Exercise requirements — Locate each line holding the string "color" and copy it.

[Figure data in JSON]
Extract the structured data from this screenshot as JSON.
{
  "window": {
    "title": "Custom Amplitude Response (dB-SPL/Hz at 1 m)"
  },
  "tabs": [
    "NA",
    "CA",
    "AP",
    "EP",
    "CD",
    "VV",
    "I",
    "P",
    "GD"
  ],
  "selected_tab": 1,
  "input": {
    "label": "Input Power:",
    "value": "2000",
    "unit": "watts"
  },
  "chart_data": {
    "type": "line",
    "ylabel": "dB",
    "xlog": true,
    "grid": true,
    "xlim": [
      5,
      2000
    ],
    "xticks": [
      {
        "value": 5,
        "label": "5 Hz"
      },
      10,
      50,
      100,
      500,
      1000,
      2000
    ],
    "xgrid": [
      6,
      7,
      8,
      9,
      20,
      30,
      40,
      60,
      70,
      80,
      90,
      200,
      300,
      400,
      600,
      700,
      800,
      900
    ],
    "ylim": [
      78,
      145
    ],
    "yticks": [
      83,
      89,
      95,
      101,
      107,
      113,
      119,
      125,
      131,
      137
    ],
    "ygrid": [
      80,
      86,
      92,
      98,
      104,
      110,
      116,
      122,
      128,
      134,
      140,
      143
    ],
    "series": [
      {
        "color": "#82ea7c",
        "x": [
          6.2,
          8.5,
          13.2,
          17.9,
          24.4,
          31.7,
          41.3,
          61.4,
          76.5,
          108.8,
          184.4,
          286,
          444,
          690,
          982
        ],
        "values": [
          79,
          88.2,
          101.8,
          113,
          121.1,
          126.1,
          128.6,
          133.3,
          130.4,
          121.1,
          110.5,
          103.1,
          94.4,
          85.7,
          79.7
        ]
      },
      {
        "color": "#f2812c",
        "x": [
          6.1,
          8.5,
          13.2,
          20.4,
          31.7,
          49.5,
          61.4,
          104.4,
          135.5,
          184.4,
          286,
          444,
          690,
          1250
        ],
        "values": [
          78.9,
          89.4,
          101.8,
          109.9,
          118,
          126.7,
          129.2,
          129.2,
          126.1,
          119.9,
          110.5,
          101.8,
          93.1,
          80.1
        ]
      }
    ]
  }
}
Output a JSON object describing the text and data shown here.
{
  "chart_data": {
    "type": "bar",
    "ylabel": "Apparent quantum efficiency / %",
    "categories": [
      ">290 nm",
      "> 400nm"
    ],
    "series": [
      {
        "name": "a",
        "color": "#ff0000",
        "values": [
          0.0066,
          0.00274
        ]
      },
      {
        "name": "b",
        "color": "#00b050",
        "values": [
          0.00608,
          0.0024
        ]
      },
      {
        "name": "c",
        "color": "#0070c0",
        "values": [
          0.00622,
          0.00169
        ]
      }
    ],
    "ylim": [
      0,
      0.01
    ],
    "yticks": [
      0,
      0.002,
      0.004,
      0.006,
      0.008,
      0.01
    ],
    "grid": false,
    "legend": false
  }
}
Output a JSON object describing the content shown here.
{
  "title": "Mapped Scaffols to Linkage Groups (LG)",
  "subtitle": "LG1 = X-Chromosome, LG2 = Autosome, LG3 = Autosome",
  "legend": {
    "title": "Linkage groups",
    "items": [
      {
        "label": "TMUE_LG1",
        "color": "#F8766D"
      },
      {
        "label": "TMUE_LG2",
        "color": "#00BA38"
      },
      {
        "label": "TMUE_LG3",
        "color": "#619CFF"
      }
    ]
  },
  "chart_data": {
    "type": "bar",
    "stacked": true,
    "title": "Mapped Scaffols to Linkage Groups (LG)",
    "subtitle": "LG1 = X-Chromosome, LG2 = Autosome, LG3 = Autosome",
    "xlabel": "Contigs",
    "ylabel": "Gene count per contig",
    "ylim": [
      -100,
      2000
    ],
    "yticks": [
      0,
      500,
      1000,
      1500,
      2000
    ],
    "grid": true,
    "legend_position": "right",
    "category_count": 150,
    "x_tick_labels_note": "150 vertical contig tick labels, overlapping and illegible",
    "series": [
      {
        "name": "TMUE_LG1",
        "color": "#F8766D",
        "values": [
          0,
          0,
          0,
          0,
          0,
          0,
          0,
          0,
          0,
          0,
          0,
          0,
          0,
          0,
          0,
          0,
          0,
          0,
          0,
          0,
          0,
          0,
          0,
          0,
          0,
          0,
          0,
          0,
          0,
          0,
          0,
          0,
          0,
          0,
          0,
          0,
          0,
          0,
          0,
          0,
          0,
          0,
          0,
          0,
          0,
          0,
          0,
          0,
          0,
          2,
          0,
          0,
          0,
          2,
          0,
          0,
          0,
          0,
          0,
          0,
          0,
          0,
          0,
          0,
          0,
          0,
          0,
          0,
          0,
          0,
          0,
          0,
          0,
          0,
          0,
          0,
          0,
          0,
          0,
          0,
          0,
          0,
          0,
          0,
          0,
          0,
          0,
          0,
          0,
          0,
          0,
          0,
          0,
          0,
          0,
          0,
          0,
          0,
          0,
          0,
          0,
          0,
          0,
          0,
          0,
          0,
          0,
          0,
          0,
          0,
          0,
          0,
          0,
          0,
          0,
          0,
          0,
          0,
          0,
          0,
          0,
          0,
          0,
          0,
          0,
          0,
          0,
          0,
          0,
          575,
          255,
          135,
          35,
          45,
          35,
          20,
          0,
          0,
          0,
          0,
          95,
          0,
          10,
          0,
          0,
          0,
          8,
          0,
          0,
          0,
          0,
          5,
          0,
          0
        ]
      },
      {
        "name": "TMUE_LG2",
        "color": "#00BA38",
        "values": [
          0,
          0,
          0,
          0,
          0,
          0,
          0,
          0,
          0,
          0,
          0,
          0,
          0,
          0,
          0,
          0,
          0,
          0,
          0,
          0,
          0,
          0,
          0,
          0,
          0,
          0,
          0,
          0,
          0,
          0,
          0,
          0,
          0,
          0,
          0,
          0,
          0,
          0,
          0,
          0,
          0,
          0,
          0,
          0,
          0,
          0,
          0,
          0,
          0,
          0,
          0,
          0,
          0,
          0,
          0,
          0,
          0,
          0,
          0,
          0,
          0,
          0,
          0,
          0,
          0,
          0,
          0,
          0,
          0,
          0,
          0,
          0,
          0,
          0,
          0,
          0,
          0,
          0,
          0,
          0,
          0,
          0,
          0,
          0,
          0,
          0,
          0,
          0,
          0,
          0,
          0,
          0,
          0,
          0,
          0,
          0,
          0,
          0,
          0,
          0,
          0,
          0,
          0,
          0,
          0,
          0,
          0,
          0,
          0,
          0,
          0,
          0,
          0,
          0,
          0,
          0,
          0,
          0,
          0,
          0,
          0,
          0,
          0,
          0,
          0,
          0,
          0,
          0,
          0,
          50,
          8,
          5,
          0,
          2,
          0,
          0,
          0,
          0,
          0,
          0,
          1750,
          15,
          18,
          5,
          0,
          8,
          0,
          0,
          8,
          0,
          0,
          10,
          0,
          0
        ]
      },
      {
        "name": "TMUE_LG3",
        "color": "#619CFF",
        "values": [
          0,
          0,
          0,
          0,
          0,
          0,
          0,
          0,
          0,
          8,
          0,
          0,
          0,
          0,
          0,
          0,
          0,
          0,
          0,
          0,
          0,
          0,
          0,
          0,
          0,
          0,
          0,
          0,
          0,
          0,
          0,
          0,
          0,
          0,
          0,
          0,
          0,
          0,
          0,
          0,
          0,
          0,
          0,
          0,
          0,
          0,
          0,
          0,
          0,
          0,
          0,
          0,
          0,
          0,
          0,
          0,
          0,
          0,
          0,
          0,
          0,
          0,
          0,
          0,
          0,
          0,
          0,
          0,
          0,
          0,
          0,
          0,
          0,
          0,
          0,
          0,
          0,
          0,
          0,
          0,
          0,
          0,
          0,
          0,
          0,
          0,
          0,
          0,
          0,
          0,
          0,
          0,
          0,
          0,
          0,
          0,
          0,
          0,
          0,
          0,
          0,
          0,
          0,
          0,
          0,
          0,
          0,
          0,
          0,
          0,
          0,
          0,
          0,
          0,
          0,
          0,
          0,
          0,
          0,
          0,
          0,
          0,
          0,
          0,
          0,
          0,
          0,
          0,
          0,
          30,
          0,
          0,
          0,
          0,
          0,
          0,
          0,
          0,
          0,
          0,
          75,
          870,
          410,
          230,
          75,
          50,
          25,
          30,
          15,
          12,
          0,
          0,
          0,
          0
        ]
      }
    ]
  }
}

Completed exercise —
        "color": "#82ea7c",
        "color": "#f2812c",
        "color": "#ff0000",
        "color": "#00b050",
        "color": "#0070c0",
        "color": "#F8766D"
        "color": "#00BA38"
        "color": "#619CFF"
        "color": "#F8766D",
        "color": "#00BA38",
        "color": "#619CFF",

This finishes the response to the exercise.